When we attempt to start the application, it will start without a conflict error. This is strange, because we have what appears to be the same configuration that caused a conflict error before when all of the same configuration statements were made in app.py. In particular, hi_world and hello_world are both being registered as the view that should be called when the home route is executed. When the application runs, when you visit / in your browser, you will see Hello world! (not Hi world!). The registration for the hello_world view in app.py “won” over the registration for the hi_world view in another.py.

Here’s what’s going on: Pyramid was able to automatically resolve a conflict for us. Configuration statements which generate the same discriminator will conflict. But if one of those configuration statements was performed as the result of being included “below” the other one, Pyramid will make an assumption: it’s assuming that the thing doing the including (app.py) wants to override configuration statements done in the thing being included (another.py). In the above code configuration, even though the discriminator generated by config.add_view(hello_world, route_name='home') in app.py conflicts with the discriminator generated by config.add_view(hi_world, route_name='home') in another.py, Pyramid assumes that the former should override the latter, because app.py includes another.py.

(Raw records)
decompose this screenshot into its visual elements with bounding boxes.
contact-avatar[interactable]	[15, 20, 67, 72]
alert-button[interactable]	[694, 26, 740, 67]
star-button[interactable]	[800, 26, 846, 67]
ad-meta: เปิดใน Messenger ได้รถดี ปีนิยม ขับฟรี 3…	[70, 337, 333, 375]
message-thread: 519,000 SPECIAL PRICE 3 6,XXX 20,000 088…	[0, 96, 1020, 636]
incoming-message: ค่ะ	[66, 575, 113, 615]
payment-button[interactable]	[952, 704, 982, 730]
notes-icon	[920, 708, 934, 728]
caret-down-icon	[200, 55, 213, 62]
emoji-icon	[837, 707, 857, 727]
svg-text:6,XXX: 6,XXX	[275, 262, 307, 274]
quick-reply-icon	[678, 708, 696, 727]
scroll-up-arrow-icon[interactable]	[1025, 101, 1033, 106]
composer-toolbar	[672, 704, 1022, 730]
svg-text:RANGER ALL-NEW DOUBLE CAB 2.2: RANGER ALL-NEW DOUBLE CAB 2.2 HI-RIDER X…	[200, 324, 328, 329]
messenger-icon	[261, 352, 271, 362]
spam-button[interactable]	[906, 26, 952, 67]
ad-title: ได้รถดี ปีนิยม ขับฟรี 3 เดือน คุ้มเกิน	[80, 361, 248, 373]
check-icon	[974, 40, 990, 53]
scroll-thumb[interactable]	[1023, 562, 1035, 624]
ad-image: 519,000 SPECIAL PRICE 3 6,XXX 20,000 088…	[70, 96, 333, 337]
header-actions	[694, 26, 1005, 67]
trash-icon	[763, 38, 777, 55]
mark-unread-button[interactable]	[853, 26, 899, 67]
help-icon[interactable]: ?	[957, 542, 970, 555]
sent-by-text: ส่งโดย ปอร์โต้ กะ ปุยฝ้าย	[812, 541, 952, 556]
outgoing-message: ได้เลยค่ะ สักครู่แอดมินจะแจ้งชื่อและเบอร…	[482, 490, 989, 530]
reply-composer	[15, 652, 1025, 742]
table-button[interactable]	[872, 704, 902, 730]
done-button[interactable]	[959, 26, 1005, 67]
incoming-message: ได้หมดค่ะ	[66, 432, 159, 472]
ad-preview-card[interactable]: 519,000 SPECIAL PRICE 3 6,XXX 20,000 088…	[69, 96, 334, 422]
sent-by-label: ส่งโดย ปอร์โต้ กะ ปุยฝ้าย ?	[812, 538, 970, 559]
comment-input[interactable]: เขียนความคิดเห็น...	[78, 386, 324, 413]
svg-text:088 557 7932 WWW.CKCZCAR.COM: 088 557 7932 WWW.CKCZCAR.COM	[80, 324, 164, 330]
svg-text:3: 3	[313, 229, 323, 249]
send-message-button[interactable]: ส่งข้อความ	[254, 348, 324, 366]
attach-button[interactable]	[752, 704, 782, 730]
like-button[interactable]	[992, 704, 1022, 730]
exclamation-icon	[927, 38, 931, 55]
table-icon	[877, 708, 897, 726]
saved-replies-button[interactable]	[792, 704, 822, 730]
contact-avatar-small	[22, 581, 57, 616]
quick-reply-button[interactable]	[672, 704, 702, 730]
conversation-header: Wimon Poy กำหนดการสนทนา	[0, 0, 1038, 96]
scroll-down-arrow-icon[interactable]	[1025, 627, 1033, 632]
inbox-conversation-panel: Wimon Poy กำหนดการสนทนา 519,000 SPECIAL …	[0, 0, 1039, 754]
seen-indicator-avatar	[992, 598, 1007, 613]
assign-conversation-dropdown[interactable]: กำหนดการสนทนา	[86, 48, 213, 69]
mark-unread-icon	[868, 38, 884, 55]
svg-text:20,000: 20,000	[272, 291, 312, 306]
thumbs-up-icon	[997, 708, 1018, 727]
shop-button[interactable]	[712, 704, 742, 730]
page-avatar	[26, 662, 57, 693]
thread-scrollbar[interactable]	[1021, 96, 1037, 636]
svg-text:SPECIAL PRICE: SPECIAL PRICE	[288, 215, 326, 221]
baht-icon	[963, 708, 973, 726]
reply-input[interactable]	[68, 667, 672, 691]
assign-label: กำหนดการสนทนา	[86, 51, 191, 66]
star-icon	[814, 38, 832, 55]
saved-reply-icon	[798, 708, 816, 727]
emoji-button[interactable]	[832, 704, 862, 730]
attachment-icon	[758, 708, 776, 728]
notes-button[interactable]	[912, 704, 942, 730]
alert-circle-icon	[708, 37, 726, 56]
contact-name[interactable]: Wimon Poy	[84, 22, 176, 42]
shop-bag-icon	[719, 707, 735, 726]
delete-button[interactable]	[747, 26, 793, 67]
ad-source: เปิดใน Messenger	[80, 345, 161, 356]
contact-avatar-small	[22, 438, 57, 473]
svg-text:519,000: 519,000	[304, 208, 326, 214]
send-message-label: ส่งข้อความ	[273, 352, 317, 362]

WHAT IS ASKED:
- 1) Update the passage on Pyramid conflict resolution, starting at "When we attempt" and ending at "view in another.py.", with "browser" changed to "web browser".
- 2) In the passage on Pyramid conflict resolution, why does the hello_world view win over the hi_world view instead of causing a conflict error?

TASK RESULTS:
- 1)
When we attempt to start the application, it will start without a conflict error. This is strange, because we have what appears to be the same configuration that caused a conflict error before when all of the same configuration statements were made in app.py. In particular, hi_world and hello_world are both being registered as the view that should be called when the home route is executed. When the application runs, when you visit / in your web browser, you will see Hello world! (not Hi world!). The registration for the hello_world view in app.py “won” over the registration for the hi_world view in another.py.

- 2) Because app.py includes another.py, Pyramid assumes that the including file wants to override configuration statements made in the included one. So the add_view call for hello_world in app.py overrides the conflicting one for hi_world in another.py. Pyramid resolves the conflict automatically.